» Written task
Filter the entries that follow, copying every line in which the word "Chapter" appears.

» Given records
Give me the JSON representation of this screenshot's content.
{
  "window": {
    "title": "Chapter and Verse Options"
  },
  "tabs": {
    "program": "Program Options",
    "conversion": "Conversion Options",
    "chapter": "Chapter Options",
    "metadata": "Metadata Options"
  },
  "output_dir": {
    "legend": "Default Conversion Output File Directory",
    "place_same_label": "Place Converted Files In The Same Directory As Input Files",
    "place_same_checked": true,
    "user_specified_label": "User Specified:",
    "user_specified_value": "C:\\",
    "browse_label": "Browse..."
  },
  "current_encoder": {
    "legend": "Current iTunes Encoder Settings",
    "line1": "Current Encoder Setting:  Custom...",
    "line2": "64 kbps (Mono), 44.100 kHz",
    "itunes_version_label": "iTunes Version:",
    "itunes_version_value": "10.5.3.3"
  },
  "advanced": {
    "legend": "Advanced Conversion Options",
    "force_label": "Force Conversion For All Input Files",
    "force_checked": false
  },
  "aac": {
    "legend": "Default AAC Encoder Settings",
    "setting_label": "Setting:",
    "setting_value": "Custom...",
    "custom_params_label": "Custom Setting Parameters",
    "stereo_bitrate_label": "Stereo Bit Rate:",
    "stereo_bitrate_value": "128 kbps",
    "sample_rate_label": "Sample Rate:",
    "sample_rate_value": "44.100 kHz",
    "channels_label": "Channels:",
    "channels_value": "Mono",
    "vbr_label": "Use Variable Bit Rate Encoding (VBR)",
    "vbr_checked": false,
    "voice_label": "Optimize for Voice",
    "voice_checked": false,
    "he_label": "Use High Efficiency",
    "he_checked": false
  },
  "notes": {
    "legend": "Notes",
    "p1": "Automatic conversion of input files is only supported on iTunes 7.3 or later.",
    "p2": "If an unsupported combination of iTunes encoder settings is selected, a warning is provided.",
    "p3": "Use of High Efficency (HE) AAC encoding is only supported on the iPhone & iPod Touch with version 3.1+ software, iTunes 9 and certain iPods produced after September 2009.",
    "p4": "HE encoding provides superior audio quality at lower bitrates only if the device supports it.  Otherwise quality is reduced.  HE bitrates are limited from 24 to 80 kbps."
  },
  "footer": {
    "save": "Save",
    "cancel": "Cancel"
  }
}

» Written response
    "title": "Chapter and Verse Options"
    "chapter": "Chapter Options",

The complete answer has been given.